[START EXCERPTED PASSAGE]

Mindful Eating: 16 New Ways To Eat More Mindfully
These mindful eating tips can help you create a better relationship with food.
I've been interested in mindful eating for years, but never really dove into it recently when I started having digestive issues. "Maybe mindful eating could help!" I thought. After learning more, I quickly realized that mindful eating can do way more than just help us lose weight. Mindful eating can also help us to find a deeper connection to the foods we eat, enabling us to boost well-being in ways we may have never experienced before.
Do you want to learn how to eat mindfully? Then read on.
What Is Mindful Eating?
Before talking about how to eat mindfully, let's first explore what mindful eating is. Mindful eating involves paying attention to the complete experience of eating—that includes what's happening inside your body, inside your mind, and in the world all around you.
It involves paying attention to the entire timeline of eating—for example, where our food comes from, how it is prepared, and how it is digested. And it involves paying attention to the dynamic process of eating—for example, what changes occur in your body when you eat a particular food, a particular amount of food, or food prepared in a particular way.
How Do We Eat Mindfully?
To eat mindfully, you must pay attention not only to your five senses—taste, smell, touch, sight, sound—but also to subtler experiences. For example, you might tune in to different types of hunger, specific nutrient cravings, and food intolerances (more on these things later). The goal is to increase awareness of the full experience of eating and reflect on how this experience interacts with your hunger, digestion, and fullness at each meal.
By honing this deeper level of attention, you'll begin to become aware of how different foods impact your body, mind, and day-to-day experiences, both positively and negatively. You might discover that a certain food always makes you groggy and that another food energizes you. Or you might realize that you only eat a particular food when you're anxious or only overeat when you're sad.

[END EXCERPTED PASSAGE]

• WORK INSTRUCTIONS:
**a)** According to the mindful eating article, which five senses must one pay attention to in order to eat mindfully?
**b)** Continue the mindful eating article from its final sentence.
The entries are separate material and are unrelated to the mindful eating article.

[START DATA ENTRIES]

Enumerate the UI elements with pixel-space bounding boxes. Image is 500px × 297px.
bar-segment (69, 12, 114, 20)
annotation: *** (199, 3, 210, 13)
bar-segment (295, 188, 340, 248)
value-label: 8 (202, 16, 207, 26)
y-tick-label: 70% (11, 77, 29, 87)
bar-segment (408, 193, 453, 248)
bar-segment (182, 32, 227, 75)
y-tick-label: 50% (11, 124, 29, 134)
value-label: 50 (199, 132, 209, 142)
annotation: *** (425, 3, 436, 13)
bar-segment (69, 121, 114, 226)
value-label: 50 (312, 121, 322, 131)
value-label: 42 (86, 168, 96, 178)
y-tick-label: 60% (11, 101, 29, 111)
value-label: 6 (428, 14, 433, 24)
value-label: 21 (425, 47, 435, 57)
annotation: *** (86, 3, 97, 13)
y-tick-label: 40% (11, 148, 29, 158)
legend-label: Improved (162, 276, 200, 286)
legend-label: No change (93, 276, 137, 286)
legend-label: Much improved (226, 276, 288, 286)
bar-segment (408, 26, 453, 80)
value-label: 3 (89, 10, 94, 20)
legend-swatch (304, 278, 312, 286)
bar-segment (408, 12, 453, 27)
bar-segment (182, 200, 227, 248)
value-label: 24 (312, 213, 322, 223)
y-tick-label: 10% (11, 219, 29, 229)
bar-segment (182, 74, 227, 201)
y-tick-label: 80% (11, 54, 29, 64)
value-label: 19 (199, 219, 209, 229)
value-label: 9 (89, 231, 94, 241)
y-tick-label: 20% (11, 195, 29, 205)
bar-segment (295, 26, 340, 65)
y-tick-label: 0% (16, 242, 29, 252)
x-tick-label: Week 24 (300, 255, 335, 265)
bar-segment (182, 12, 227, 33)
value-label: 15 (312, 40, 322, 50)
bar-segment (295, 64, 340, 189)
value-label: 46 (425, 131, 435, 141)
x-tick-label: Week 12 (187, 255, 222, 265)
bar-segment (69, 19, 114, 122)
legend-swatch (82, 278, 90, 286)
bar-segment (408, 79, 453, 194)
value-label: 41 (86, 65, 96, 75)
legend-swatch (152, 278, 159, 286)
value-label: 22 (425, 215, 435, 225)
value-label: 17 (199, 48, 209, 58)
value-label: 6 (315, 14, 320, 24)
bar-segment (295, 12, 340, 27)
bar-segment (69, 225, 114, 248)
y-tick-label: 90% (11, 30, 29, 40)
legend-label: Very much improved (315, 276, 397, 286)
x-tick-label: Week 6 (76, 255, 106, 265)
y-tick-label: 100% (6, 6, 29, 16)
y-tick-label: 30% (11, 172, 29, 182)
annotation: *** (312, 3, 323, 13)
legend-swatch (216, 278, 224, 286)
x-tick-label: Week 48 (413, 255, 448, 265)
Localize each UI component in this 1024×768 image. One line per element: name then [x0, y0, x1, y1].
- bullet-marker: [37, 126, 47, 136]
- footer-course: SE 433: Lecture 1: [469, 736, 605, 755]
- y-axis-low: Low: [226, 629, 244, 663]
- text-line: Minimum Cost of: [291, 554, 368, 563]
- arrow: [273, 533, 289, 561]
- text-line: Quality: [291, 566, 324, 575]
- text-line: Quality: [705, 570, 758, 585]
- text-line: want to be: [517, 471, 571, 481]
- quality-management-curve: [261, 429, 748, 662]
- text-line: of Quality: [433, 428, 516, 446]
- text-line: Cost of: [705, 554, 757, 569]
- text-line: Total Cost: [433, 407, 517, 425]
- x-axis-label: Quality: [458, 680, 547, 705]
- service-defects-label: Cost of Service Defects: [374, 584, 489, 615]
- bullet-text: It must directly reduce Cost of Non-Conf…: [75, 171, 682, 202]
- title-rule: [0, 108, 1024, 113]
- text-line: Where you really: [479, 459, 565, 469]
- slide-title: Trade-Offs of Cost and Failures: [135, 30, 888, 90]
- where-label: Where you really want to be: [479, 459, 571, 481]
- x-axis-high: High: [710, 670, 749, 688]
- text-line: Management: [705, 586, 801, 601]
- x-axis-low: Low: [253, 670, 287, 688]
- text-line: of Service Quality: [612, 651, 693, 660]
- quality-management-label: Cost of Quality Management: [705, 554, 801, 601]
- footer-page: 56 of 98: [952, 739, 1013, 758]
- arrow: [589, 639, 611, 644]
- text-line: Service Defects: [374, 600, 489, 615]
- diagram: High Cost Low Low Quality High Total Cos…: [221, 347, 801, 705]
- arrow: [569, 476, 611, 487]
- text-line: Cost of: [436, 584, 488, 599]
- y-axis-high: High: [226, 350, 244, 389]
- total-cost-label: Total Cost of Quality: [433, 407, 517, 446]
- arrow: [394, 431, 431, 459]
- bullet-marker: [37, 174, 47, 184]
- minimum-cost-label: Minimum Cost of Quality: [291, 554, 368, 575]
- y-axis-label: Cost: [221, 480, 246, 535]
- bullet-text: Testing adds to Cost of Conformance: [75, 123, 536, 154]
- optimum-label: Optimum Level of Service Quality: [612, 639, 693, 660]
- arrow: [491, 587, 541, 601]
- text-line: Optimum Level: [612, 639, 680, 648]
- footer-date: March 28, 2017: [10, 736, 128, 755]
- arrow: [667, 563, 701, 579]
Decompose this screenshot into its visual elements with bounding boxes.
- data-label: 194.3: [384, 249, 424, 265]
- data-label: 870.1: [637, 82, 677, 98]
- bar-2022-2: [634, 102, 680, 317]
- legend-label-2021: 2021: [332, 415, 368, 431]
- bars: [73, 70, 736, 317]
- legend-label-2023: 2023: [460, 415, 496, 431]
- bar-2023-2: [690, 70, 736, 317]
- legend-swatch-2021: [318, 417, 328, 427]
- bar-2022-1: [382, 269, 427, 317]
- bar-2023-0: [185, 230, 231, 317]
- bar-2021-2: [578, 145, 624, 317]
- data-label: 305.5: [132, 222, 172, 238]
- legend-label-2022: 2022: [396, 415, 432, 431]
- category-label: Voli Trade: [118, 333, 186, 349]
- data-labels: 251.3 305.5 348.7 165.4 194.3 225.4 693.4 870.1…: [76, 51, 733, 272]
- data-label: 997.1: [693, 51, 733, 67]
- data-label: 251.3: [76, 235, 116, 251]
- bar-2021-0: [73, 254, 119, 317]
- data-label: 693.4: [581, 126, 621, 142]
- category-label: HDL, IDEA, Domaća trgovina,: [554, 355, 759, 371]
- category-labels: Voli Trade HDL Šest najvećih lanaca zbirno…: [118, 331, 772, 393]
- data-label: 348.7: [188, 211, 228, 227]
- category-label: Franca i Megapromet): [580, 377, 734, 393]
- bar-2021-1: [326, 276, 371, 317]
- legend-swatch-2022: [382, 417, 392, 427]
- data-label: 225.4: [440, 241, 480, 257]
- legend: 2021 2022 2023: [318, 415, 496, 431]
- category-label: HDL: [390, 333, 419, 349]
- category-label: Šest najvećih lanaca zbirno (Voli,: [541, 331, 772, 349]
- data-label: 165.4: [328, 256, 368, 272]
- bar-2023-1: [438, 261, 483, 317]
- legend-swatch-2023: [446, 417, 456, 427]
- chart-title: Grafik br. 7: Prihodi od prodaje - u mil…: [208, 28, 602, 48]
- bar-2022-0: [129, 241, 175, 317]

[END DATA ENTRIES]

• EXPECTED ANSWERS:
**a)** Taste, smell, touch, sight, and sound.

**b)**
Rather than judging ourselves for any "dysfunctional" relationships we may have with food, mindful eating requires that we aim to instead practice self-acceptance and appreciation of the present moment. We are now becoming more aware of our real relationships with foods. We can finally make informed decisions about what we eat and when we eat it. And that's something we can be grateful for.
What Are Some of the Impacts of Mindful Eating?
First, you may discover that fullness and emptiness are not two ends of one single spectrum. Rather, emptiness can be experienced for one type of hunger while fullness can be experienced for another; emptiness can be experienced for one nutrient and fullness for another, and so on. Thus, we begin to realize that food is more than fuel; it is something we have a multi-faceted and complicated relationship with. And like any relationship, we need to work on it to thrive.
If we are able to fully embrace mindful eating—becoming open, aware, and accepting of our relationship with food—it can become a super power. In a world where where most people are increasingly distracted by technology and overwhelmed by busyness, suddenly we can hear the subtle ways our body speaks to us, telling us what it needs.
Instead of following the standard methods of healthy eating (which science shows doesn't work for many people), we can identify the foods that are healthy for us. As a result, we begin to feel truly nourished, maybe for the first time ever. And eating healthy becomes both easier and more enjoyable because we are finally in sync with our bodies.
To get started with mindful eating (or get more from your current mindful eating practice) try these 16 mindful eating strategies.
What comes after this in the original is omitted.